**Assignment**
Transcribe all the entries word for word, skipping the pictures.

**Dataset entries**
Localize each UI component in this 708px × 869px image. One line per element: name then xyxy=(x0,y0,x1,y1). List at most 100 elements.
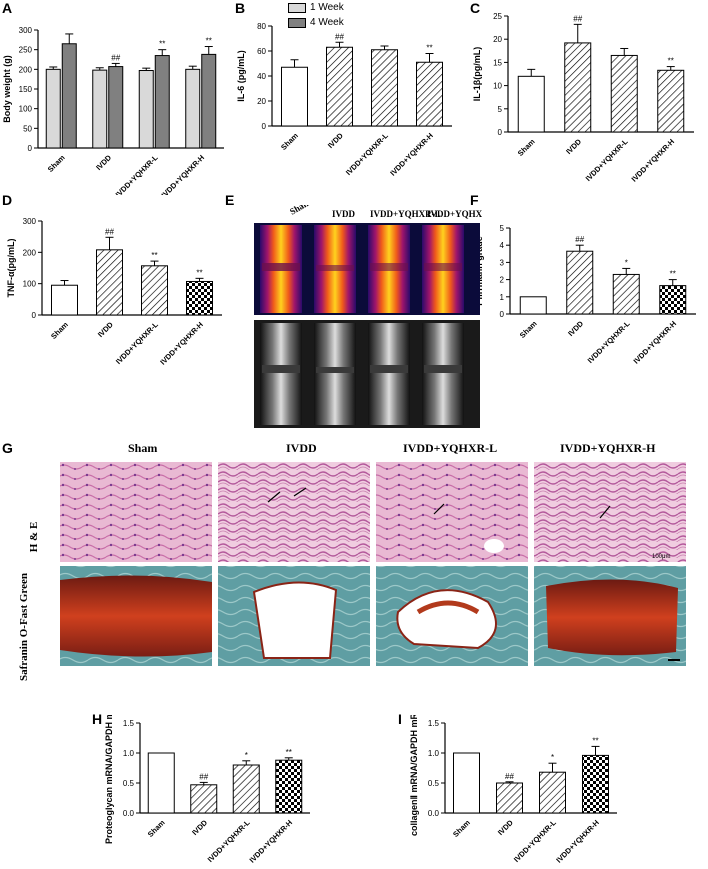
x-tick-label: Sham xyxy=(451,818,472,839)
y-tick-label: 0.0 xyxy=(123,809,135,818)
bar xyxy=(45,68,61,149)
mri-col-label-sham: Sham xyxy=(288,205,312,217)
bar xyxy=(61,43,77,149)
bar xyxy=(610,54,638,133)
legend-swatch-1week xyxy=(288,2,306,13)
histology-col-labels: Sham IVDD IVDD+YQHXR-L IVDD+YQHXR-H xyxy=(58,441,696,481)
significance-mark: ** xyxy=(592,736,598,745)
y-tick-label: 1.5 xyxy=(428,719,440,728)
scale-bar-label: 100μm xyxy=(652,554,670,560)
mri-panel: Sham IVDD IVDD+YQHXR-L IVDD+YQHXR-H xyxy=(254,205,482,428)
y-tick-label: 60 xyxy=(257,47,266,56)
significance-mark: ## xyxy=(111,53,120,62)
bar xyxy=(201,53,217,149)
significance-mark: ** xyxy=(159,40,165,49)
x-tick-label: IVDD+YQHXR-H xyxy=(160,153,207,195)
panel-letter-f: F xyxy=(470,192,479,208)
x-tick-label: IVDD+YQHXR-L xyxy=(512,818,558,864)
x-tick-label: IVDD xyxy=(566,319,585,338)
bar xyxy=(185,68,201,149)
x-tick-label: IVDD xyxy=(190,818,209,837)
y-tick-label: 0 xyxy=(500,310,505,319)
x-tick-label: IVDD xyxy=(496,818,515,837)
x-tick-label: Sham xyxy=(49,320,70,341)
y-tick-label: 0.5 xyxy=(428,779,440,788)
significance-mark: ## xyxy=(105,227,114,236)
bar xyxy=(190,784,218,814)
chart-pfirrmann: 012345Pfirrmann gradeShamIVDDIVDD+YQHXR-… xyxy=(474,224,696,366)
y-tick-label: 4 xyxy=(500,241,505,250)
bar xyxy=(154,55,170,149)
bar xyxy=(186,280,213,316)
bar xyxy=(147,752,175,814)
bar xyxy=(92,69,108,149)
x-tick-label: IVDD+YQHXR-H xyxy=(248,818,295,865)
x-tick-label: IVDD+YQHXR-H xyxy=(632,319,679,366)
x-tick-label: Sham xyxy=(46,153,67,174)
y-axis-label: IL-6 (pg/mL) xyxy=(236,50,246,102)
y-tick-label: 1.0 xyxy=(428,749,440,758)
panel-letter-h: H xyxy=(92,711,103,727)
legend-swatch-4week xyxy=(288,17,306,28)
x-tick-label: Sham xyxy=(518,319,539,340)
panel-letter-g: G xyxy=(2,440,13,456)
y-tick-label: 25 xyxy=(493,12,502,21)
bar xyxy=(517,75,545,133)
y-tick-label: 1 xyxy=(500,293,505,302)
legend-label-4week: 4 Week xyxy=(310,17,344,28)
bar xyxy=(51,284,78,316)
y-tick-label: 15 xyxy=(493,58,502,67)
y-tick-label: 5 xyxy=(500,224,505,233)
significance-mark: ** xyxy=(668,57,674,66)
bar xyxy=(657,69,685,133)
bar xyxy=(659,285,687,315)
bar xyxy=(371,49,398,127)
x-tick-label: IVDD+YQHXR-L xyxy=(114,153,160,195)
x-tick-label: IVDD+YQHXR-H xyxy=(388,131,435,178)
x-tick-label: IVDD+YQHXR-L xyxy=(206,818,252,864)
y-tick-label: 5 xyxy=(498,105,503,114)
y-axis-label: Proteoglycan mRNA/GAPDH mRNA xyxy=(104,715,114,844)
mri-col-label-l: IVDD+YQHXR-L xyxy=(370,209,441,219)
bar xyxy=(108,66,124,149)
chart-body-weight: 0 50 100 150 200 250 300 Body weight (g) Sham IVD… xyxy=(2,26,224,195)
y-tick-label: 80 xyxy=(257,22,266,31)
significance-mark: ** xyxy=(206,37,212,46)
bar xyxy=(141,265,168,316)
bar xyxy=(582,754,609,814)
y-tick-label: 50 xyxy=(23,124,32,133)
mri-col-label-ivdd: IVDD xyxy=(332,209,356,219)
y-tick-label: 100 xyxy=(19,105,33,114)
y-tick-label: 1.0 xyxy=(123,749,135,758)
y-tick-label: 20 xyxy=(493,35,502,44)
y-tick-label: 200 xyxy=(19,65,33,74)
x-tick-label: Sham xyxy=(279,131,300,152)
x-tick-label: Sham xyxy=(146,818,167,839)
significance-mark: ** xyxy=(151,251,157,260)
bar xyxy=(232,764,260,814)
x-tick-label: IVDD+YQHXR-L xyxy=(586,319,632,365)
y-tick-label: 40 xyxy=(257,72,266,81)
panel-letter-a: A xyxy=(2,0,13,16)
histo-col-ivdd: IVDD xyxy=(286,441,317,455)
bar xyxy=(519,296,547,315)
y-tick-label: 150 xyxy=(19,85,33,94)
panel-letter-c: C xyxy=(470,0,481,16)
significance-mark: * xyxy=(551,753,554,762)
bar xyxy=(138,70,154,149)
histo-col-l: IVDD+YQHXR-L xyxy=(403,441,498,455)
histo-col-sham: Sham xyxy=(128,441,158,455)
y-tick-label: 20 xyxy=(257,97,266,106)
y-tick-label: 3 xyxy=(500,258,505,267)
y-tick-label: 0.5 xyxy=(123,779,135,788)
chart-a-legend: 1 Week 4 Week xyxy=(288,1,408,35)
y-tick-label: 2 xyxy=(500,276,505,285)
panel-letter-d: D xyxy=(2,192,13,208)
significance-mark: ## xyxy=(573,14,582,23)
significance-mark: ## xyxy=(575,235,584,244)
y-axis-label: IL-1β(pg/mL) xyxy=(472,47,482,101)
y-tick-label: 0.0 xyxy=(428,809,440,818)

**Solution for this exercise**
Localize each UI component in this 708px × 869px image. One line per element: name then xyxy=(x0,y0,x1,y1). List at most 100 elements.
x-tick-label: Sham xyxy=(451,818,472,839)
y-tick-label: 0.0 xyxy=(123,809,135,818)
bar xyxy=(45,68,61,149)
mri-col-label-sham: Sham xyxy=(288,205,312,217)
bar xyxy=(61,43,77,149)
bar xyxy=(610,54,638,133)
legend-swatch-1week xyxy=(288,2,306,13)
histology-col-labels: Sham IVDD IVDD+YQHXR-L IVDD+YQHXR-H xyxy=(58,441,696,481)
significance-mark: ** xyxy=(592,736,598,745)
y-tick-label: 1.5 xyxy=(428,719,440,728)
scale-bar-label: 100μm xyxy=(652,554,670,560)
mri-panel: Sham IVDD IVDD+YQHXR-L IVDD+YQHXR-H xyxy=(254,205,482,428)
y-tick-label: 60 xyxy=(257,47,266,56)
significance-mark: ## xyxy=(111,53,120,62)
bar xyxy=(201,53,217,149)
significance-mark: ** xyxy=(159,40,165,49)
x-tick-label: IVDD+YQHXR-H xyxy=(160,153,207,195)
panel-letter-f: F xyxy=(470,192,479,208)
x-tick-label: IVDD+YQHXR-L xyxy=(512,818,558,864)
x-tick-label: IVDD xyxy=(566,319,585,338)
bar xyxy=(185,68,201,149)
x-tick-label: IVDD xyxy=(190,818,209,837)
y-tick-label: 0 xyxy=(500,310,505,319)
x-tick-label: IVDD xyxy=(496,818,515,837)
x-tick-label: Sham xyxy=(49,320,70,341)
y-tick-label: 0.5 xyxy=(428,779,440,788)
significance-mark: ## xyxy=(105,227,114,236)
bar xyxy=(190,784,218,814)
chart-pfirrmann: 012345Pfirrmann gradeShamIVDDIVDD+YQHXR-… xyxy=(474,224,696,366)
y-tick-label: 4 xyxy=(500,241,505,250)
bar xyxy=(154,55,170,149)
bar xyxy=(186,280,213,316)
bar xyxy=(147,752,175,814)
bar xyxy=(92,69,108,149)
x-tick-label: IVDD+YQHXR-H xyxy=(248,818,295,865)
x-tick-label: IVDD+YQHXR-H xyxy=(632,319,679,366)
x-tick-label: Sham xyxy=(46,153,67,174)
y-axis-label: IL-6 (pg/mL) xyxy=(236,50,246,102)
y-tick-label: 1.0 xyxy=(428,749,440,758)
panel-letter-h: H xyxy=(92,711,103,727)
legend-swatch-4week xyxy=(288,17,306,28)
x-tick-label: Sham xyxy=(518,319,539,340)
panel-letter-g: G xyxy=(2,440,13,456)
y-tick-label: 25 xyxy=(493,12,502,21)
bar xyxy=(517,75,545,133)
y-tick-label: 1 xyxy=(500,293,505,302)
legend-label-4week: 4 Week xyxy=(310,17,344,28)
bar xyxy=(51,284,78,316)
y-tick-label: 15 xyxy=(493,58,502,67)
y-tick-label: 5 xyxy=(500,224,505,233)
significance-mark: ** xyxy=(668,57,674,66)
bar xyxy=(657,69,685,133)
bar xyxy=(659,285,687,315)
bar xyxy=(371,49,398,127)
x-tick-label: IVDD+YQHXR-L xyxy=(114,153,160,195)
x-tick-label: IVDD+YQHXR-H xyxy=(388,131,435,178)
x-tick-label: IVDD+YQHXR-L xyxy=(206,818,252,864)
y-tick-label: 5 xyxy=(498,105,503,114)
y-axis-label: Proteoglycan mRNA/GAPDH mRNA xyxy=(104,715,114,844)
mri-col-label-l: IVDD+YQHXR-L xyxy=(370,209,441,219)
bar xyxy=(108,66,124,149)
chart-body-weight: 0 50 100 150 200 250 300 Body weight (g) Sham IVD… xyxy=(2,26,224,195)
y-tick-label: 80 xyxy=(257,22,266,31)
significance-mark: ** xyxy=(206,37,212,46)
bar xyxy=(141,265,168,316)
bar xyxy=(582,754,609,814)
y-tick-label: 50 xyxy=(23,124,32,133)
mri-col-label-ivdd: IVDD xyxy=(332,209,356,219)
y-tick-label: 100 xyxy=(19,105,33,114)
y-tick-label: 1.0 xyxy=(123,749,135,758)
y-tick-label: 20 xyxy=(493,35,502,44)
y-tick-label: 200 xyxy=(19,65,33,74)
x-tick-label: Sham xyxy=(279,131,300,152)
x-tick-label: Sham xyxy=(146,818,167,839)
significance-mark: ** xyxy=(151,251,157,260)
bar xyxy=(232,764,260,814)
x-tick-label: IVDD+YQHXR-L xyxy=(586,319,632,365)
y-tick-label: 40 xyxy=(257,72,266,81)
panel-letter-a: A xyxy=(2,0,13,16)
histo-col-ivdd: IVDD xyxy=(286,441,317,455)
bar xyxy=(519,296,547,315)
y-tick-label: 150 xyxy=(19,85,33,94)
panel-letter-c: C xyxy=(470,0,481,16)
significance-mark: * xyxy=(551,753,554,762)
bar xyxy=(138,70,154,149)
histo-col-l: IVDD+YQHXR-L xyxy=(403,441,498,455)
histo-col-sham: Sham xyxy=(128,441,158,455)
y-tick-label: 20 xyxy=(257,97,266,106)
y-tick-label: 3 xyxy=(500,258,505,267)
y-tick-label: 0.5 xyxy=(123,779,135,788)
chart-a-legend: 1 Week 4 Week xyxy=(288,1,408,35)
y-tick-label: 2 xyxy=(500,276,505,285)
panel-letter-d: D xyxy=(2,192,13,208)
significance-mark: ## xyxy=(573,14,582,23)
significance-mark: ## xyxy=(575,235,584,244)
y-axis-label: IL-1β(pg/mL) xyxy=(472,47,482,101)
y-tick-label: 0.0 xyxy=(428,809,440,818)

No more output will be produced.